_Saved entries:_
..............................
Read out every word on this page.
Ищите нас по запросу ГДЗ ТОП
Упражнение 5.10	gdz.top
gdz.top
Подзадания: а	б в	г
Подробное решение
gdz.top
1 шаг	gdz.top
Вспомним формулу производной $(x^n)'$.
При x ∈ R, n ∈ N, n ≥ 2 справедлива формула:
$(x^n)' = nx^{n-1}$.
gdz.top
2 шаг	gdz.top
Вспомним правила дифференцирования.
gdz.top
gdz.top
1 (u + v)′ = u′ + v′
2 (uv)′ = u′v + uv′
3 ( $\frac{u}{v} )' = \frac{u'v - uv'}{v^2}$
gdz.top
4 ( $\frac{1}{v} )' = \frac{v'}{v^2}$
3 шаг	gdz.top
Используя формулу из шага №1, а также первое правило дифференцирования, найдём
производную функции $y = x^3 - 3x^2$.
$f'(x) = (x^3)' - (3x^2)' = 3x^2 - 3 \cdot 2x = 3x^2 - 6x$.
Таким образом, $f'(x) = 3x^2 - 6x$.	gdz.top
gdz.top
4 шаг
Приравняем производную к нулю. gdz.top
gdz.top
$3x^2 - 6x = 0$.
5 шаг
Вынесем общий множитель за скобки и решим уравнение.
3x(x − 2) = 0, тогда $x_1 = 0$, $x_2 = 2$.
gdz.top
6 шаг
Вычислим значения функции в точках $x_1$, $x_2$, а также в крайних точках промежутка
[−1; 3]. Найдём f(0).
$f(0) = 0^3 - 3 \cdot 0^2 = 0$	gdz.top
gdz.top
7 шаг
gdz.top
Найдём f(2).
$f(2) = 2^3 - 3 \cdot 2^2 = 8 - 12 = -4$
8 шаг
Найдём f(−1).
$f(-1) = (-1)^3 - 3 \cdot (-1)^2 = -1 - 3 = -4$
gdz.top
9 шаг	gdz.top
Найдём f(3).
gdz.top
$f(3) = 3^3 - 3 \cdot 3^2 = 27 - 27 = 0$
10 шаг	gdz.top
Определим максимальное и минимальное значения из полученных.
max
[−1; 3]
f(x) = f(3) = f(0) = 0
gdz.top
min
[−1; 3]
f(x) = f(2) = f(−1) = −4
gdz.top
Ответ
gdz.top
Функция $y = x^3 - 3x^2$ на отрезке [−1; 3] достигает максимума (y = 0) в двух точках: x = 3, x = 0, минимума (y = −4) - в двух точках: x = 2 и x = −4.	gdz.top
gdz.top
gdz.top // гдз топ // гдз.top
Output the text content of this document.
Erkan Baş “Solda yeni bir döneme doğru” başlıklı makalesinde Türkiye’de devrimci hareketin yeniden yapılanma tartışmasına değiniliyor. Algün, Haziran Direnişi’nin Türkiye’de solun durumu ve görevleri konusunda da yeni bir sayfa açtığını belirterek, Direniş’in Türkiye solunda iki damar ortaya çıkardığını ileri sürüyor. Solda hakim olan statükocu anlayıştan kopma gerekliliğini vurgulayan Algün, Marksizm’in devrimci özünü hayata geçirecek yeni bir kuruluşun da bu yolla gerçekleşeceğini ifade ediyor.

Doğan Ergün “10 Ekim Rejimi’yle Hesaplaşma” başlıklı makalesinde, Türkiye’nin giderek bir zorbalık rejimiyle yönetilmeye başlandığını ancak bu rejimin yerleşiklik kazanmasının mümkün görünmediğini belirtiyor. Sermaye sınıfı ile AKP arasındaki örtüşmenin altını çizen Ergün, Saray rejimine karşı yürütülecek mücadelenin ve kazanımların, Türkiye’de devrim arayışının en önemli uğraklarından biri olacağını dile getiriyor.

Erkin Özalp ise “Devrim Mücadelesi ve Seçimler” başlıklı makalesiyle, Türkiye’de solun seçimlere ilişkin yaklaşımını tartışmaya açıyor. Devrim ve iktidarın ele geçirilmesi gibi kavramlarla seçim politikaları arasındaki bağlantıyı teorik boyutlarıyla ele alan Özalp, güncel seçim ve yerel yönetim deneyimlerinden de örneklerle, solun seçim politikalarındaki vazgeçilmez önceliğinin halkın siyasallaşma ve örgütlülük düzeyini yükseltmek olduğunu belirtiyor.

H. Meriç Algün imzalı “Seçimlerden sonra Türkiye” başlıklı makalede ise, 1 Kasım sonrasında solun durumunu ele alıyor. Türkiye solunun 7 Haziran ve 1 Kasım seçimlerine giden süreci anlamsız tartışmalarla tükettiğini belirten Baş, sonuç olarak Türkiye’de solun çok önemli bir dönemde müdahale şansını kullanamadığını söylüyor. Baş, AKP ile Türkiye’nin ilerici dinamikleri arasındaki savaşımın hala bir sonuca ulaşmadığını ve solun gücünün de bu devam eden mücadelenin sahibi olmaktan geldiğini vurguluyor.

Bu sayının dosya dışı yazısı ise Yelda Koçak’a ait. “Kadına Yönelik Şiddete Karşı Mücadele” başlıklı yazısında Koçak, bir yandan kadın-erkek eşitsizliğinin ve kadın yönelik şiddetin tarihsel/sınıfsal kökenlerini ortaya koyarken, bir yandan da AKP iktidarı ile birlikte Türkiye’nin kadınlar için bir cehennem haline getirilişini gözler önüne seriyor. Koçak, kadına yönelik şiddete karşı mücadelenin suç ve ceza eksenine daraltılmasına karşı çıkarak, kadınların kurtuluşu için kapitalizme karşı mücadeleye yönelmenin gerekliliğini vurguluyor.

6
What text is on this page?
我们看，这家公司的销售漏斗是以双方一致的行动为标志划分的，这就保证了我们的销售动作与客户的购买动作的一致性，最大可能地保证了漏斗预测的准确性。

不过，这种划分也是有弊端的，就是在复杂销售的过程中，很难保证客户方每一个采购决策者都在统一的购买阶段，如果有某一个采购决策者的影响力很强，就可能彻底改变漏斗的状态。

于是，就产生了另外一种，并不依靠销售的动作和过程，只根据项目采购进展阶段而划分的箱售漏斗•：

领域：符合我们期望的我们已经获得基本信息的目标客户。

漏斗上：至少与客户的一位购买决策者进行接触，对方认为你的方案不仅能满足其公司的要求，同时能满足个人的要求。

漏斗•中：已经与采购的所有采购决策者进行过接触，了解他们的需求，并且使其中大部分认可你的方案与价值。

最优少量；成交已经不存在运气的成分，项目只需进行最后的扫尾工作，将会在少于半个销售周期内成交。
..............................
_Description of the task:_ Search the data for the string "дифференцирования". List each line that has it.

_Final result:_
Вспомним правила дифференцирования.
Используя формулу из шага №1, а также первое правило дифференцирования, найдём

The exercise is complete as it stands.